§ WORK TO BE COMPLETED: Which lines have the string "恒温培养箱"? Copy all of them from the entries below.

[Data entries]
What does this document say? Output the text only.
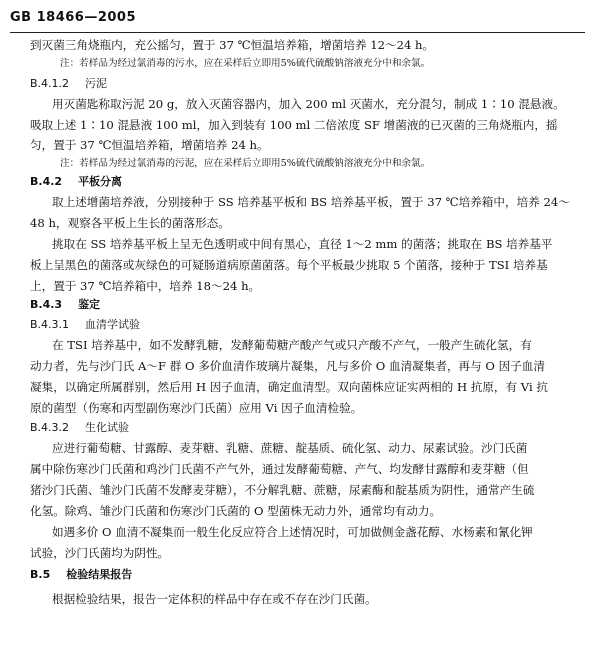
GB 18466—2005
到灭菌三角烧瓶内，充公摇匀，置于 37 ℃恒温培养箱，增菌培养 12～24 h。
注：若样品为经过氯消毒的污水，应在采样后立即用5%硫代硫酸钠溶液充分中和余氯。
B.4.1.2 污泥
用灭菌匙称取污泥 20 g，放入灭菌容器内，加入 200 ml 灭菌水，充分混匀，制成 1∶10 混悬液。
吸取上述 1∶10 混悬液 100 ml，加入到装有 100 ml 二倍浓度 SF 增菌液的已灭菌的三角烧瓶内，摇
匀，置于 37 ℃恒温培养箱，增菌培养 24 h。
注：若样品为经过氯消毒的污泥，应在采样后立即用5%硫代硫酸钠溶液充分中和余氯。
B.4.2 平板分离
取上述增菌培养液，分别接种于 SS 培养基平板和 BS 培养基平板，置于 37 ℃培养箱中，培养 24～
48 h，观察各平板上生长的菌落形态。
挑取在 SS 培养基平板上呈无色透明或中间有黑心，直径 1～2 mm 的菌落；挑取在 BS 培养基平
板上呈黑色的菌落或灰绿色的可疑肠道病原菌菌落。每个平板最少挑取 5 个菌落，接种于 TSI 培养基
上，置于 37 ℃培养箱中，培养 18～24 h。
B.4.3 鉴定
B.4.3.1 血清学试验
在 TSI 培养基中，如不发酵乳糖，发酵葡萄糖产酸产气或只产酸不产气，一般产生硫化氢，有
动力者，先与沙门氏 A～F 群 O 多价血清作玻璃片凝集，凡与多价 O 血清凝集者，再与 O 因子血清
凝集，以确定所属群别，然后用 H 因子血清，确定血清型。双向菌株应证实两相的 H 抗原，有 Vi 抗
原的菌型（伤寒和丙型副伤寒沙门氏菌）应用 Vi 因子血清检验。
B.4.3.2 生化试验
应进行葡萄糖、甘露醇、麦芽糖、乳糖、蔗糖、靛基质、硫化氢、动力、尿素试验。沙门氏菌
属中除伤寒沙门氏菌和鸡沙门氏菌不产气外，通过发酵葡萄糖、产气、均发酵甘露醇和麦芽糖（但
猪沙门氏菌、雏沙门氏菌不发酵麦芽糖），不分解乳糖、蔗糖，尿素酶和靛基质为阴性，通常产生硫
化氢。除鸡、雏沙门氏菌和伤寒沙门氏菌的 O 型菌株无动力外，通常均有动力。
如遇多价 O 血清不凝集而一般生化反应符合上述情况时，可加做侧金盏花醇、水杨素和氰化钾
试验，沙门氏菌均为阴性。
B.5 检验结果报告
根据检验结果，报告一定体积的样品中存在或不存在沙门氏菌。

§ EXERCISE SOLUTION:
到灭菌三角烧瓶内，充公摇匀，置于 37 ℃恒温培养箱，增菌培养 12～24 h。
匀，置于 37 ℃恒温培养箱，增菌培养 24 h。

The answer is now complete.